> [Part of a data file]:
>> start
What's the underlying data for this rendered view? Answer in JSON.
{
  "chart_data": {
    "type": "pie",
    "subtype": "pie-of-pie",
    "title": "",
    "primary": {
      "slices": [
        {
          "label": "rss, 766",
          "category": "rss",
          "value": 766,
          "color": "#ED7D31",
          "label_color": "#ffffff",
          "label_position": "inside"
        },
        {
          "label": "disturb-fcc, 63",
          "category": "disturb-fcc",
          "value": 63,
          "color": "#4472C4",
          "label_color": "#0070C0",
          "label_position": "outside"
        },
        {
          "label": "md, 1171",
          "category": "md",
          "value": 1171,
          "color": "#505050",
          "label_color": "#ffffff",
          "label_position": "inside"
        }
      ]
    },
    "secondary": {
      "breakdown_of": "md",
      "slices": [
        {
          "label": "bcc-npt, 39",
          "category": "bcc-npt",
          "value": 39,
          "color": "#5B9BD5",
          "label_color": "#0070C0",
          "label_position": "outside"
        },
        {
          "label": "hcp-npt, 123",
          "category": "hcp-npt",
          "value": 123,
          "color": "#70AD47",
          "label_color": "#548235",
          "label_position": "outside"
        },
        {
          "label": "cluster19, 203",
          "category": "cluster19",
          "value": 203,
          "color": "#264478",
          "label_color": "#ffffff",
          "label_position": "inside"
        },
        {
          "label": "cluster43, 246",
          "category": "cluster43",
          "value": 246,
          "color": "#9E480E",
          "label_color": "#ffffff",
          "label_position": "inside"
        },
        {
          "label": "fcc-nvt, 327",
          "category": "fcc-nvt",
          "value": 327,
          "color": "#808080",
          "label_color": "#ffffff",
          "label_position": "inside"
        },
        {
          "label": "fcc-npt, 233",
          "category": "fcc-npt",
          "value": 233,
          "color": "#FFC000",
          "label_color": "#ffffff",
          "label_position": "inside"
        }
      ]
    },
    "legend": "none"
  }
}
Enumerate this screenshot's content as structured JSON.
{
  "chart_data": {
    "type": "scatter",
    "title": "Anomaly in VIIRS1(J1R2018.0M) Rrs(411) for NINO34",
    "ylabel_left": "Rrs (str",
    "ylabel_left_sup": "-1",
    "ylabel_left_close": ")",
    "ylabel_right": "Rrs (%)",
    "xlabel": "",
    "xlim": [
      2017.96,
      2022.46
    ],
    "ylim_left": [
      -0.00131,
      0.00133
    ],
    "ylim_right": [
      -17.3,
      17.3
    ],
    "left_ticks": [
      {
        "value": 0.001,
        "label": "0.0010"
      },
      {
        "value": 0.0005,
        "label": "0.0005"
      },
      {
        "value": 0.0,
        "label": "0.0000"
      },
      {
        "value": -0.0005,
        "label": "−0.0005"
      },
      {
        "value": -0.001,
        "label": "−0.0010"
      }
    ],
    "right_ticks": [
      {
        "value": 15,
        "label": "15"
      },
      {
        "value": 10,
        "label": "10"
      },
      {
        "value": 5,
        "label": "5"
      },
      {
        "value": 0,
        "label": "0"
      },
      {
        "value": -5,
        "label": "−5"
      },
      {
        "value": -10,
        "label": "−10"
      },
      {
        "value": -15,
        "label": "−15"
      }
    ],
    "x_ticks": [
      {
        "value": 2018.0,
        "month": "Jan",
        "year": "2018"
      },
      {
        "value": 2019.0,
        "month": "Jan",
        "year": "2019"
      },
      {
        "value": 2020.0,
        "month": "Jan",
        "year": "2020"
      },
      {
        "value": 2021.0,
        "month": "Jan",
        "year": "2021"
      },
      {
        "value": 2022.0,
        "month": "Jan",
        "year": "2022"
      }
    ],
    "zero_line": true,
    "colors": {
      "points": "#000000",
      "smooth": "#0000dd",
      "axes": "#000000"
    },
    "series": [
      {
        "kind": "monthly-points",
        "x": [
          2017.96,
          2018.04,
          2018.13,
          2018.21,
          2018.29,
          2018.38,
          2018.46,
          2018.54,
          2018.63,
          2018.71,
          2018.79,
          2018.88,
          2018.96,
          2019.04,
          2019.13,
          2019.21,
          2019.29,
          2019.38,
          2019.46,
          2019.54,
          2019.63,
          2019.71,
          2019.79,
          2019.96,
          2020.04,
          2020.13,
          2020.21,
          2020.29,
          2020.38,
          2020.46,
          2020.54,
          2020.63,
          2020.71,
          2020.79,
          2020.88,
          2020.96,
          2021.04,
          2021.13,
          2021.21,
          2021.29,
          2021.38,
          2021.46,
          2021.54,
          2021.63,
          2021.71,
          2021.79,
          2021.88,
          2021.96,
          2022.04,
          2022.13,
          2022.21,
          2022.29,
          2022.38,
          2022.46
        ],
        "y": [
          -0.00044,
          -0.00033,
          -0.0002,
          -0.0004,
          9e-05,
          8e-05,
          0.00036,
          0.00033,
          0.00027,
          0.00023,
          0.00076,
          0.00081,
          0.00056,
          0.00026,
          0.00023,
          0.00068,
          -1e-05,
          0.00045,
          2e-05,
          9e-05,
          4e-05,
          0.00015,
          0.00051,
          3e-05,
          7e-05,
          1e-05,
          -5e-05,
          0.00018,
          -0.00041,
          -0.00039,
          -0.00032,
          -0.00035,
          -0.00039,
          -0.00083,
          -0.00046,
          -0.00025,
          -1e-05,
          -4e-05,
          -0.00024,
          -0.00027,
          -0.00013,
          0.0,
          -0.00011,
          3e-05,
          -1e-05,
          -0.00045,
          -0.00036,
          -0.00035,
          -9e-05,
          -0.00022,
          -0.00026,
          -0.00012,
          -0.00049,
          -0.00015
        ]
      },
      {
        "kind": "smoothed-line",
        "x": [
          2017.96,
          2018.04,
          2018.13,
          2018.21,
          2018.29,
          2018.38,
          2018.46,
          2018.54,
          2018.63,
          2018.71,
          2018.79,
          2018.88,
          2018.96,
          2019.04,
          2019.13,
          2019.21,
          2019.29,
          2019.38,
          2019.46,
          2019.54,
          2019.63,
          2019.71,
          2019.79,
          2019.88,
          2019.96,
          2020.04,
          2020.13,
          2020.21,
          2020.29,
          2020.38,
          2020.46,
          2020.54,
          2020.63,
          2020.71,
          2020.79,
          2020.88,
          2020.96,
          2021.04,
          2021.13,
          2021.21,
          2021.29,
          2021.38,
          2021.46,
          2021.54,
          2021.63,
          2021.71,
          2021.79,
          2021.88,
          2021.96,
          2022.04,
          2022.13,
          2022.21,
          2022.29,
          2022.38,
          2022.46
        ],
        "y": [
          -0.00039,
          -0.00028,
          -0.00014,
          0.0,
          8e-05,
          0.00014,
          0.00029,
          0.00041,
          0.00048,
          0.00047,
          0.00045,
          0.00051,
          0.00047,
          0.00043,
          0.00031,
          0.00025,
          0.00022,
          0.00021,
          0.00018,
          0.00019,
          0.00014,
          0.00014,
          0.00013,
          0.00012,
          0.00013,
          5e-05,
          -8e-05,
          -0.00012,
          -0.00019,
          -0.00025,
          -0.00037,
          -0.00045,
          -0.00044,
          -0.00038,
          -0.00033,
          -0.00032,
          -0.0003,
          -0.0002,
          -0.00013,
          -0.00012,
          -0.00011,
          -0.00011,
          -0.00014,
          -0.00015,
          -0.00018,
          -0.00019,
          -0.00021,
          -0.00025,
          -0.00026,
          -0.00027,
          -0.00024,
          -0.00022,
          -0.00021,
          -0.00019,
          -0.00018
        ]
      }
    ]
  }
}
>> end
> [AIM]:
Filter the entries above down to the lines containing the word "JSON".

> [RESULT OF THIS TASK]:
What's the underlying data for this rendered view? Answer in JSON.
Enumerate this screenshot's content as structured JSON.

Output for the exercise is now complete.